Segment Start: Text section

Below are listed the leading players in the prize money rankings. Players on equal points were ranked by "countback", with the player having won the most prize money in the latest event played being ranked higher.

| Rank | Player | Event 1 | Event 2 | Event 3 | Event 4 | Event 5 | Event 6 | Total (£) |
|---|---|---|---|---|---|---|---|---|
| 1 | ENG Martin O'Donnell + | 150 | 2,500 | 275 | 150 | 0 | 2,500 | 5,575 |
| 2 | SCO Ross Muir | 2,500 | 150 | 750 | 275 | 150 | 1,200 | 5,025 |
| 3 | WAL Daniel Wells | 150 | 550 | 550 | 0 | 2,500 | 275 | 4,025 |
| 4 | ENG Billy Castle | 550 | 0 | 150 | 2,500 | 0 | 750 | 3,950 |
| 5 | ENG George Pragnell | 1,200 | 1,200 | 550 | 550 | 275 | 0 | 3,775 |
| 6 | PAK Farakh Ajaib | 275 | 150 | 2,500 | 550 | 150 | 0 | 3,625 |
| 7 | JAM Rory McLeod | 750 | 550 | 150 | 275 | 275 | 150 | 2,150 |
| 8 | WAL Liam Davies | 0 | 0 | 0 | 750 | 750 | 550 | 2,050 |
| 9 | ENG Andrew Higginson | 275 | 0 | 275 | 1,200 | 150 | 150 | 2,050 |
| 10 | ENG Harvey Chandler | 0 | 150 | 1,200 | 0 | 275 | 275 | 1,900 |
| 11 | ISR Eden Sharav | 550 | 275 | 0 | 150 | 275 | 550 | 1,800 |
| 12 | ENG Sydney Wilson | 0 | 0 | – | – | 1,200 | 550 | 1,750 |
| 13 | ENG Ashley Carty + | 275 | 750 | 150 | 0 | 550 | 0 | 1,725 |
| 14 | ENG Hamim Hussain | 275 | 550 | 550 | 150 | 0 | 150 | 1,675 |
| 15 | ENG Steven Hallworth | 150 | 0 | 150 | 275 | 275 | 750 | 1,600 |
| 16 | ENG Joshua Thomond | 150 | 275 | 750 | 150 | 275 | 0 | 1,600 |
| 17 | ENG Peter Devlin | 150 | 150 | 150 | 150 | 550 | 150 | 1,300 |
| 18 | AUT Florian Nüßle | 275 | 275 | 275 | 150 | 150 | 150 | 1,275 |
| 19 | ENG Jamie Curtis-Barrett | 550 | 150 | 550 | - | 0 | 0 | 1,250 |
| 20 | ENG Luke Simmonds | 750 | 150 | 0 | 0 | 0 | 275 | 1,175 |

| + Qualified for the main tour |

== Event 1 ==
The first event took place at North East Snooker Centre, North Shields, from 2 to 4 September 2022. Ross Muir beat George Pragnell 5–2 in the final. Muir lost just five frames in the six rounds of the event. The final-day results are given below.

== Event 2 ==
The second event took place at Castle Snooker Club, Brighton, from 16 to 18 September 2022. Martin O'Donnell beat George Pragnell 5–1 in the final, having won his quarter and semi-final matches in the deciding frame. The final-day results are given below.

== Event 3 ==
The third event took place at the Delta Moon Club, Mons, Belgium from 14 to 16 October 2022. Farakh Ajaib beat Harvey Chandler 5–3 in the final. Chandler took a 2–0 lead before Ajaib won the next four frames, with a 45 clearance in frame 6 after Chandler had made a break of 60. The final-day results are given below.

Segment End: Text section
Segment Start: Dataset entries

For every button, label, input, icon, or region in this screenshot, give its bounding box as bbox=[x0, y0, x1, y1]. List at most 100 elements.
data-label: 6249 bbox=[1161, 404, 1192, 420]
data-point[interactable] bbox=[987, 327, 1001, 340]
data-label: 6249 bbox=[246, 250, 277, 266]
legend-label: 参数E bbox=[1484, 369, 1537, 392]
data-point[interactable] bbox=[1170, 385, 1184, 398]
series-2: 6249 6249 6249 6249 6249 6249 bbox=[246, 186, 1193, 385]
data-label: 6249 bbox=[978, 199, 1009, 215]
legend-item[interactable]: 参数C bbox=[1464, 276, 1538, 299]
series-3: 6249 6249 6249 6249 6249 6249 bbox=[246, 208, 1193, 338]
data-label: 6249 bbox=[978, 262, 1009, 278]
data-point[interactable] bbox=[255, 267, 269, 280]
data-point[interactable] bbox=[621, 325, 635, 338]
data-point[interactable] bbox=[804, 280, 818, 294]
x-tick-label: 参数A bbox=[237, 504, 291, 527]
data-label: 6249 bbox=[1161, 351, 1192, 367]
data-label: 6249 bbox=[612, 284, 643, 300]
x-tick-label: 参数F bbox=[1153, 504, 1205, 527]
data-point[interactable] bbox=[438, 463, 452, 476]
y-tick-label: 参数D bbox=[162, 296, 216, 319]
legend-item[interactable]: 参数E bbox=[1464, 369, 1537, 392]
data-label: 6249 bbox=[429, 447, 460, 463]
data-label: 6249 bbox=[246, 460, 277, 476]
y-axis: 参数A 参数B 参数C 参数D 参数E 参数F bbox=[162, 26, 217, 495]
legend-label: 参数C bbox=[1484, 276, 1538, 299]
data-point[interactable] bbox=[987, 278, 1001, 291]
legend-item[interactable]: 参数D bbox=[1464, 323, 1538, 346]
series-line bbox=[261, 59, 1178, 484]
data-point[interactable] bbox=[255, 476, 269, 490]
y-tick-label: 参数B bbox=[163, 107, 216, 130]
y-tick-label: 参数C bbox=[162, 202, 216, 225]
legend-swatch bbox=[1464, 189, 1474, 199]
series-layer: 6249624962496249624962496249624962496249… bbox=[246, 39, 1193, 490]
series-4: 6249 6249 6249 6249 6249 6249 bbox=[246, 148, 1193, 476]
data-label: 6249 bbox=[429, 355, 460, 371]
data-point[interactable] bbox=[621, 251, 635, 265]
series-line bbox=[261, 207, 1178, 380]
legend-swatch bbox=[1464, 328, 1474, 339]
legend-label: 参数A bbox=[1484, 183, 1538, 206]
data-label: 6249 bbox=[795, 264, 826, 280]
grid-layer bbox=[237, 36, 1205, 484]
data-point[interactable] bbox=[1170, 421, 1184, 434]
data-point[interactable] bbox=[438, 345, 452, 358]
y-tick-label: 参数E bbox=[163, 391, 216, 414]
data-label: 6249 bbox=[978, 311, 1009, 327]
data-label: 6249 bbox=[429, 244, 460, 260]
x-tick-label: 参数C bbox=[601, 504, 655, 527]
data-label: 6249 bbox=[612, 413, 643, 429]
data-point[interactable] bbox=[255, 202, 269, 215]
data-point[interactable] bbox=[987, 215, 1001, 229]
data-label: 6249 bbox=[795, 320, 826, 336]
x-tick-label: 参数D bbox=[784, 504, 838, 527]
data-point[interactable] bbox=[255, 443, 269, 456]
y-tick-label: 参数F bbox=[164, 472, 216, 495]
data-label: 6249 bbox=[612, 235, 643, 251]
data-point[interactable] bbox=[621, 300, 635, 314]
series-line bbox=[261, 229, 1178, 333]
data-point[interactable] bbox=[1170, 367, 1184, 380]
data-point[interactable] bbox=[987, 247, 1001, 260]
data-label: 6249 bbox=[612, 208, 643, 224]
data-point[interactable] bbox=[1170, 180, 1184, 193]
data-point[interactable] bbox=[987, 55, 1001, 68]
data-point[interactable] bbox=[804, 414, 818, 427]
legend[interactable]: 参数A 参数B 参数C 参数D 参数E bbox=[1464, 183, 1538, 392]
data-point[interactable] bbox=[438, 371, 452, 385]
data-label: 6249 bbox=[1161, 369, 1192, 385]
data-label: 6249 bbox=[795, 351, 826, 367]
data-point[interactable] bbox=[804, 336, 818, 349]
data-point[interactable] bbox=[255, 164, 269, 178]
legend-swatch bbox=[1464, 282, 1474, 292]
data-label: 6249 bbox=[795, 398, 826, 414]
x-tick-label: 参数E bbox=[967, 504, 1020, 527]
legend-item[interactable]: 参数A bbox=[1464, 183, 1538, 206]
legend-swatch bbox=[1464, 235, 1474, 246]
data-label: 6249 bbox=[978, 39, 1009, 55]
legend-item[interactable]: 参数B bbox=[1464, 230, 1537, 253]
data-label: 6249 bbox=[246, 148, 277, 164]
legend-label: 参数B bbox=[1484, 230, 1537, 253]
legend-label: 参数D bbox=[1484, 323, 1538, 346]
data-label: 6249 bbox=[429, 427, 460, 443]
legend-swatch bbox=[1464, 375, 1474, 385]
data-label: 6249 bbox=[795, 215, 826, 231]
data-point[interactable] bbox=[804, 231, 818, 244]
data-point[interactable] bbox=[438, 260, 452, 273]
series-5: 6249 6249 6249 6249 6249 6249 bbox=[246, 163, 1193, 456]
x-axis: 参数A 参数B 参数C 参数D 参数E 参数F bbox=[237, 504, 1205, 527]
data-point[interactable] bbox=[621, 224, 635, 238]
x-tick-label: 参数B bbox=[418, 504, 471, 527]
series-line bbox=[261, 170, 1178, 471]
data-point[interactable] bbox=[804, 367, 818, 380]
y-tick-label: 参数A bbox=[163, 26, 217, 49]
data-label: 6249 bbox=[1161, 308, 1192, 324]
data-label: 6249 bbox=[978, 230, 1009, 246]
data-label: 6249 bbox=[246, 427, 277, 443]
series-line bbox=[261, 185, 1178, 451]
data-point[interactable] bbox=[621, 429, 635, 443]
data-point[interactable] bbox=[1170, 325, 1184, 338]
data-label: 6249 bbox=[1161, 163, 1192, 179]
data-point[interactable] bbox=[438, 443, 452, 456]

Segment End: Dataset entries

### Parts of the exercise
(1) In the snooker event text, where was the second event held?
(2) Continue the snooker event text from the point where it stops.

### Answers provided
(1) Castle Snooker Club, Brighton.

(2)
== Event 4 ==
The fourth event took place at the Snookerhallen Club, Stockholm, Sweden from 25 to 27 November 2022. Billy Castle beat Andrew Higginson in the deciding frame of the final, on a re-spotted black. The final-day results are given below.

== Event 5 ==
The fifth event took place at Landywood Snooker Club, Great Wyrley, from 9 to 11 December 2022. Daniel Wells beat Sydney Wilson 5–2 in the final. Wells lost the first three frames of his semi-final against Michael Georgiou, but won the next four to reach the final. The final-day results are given below.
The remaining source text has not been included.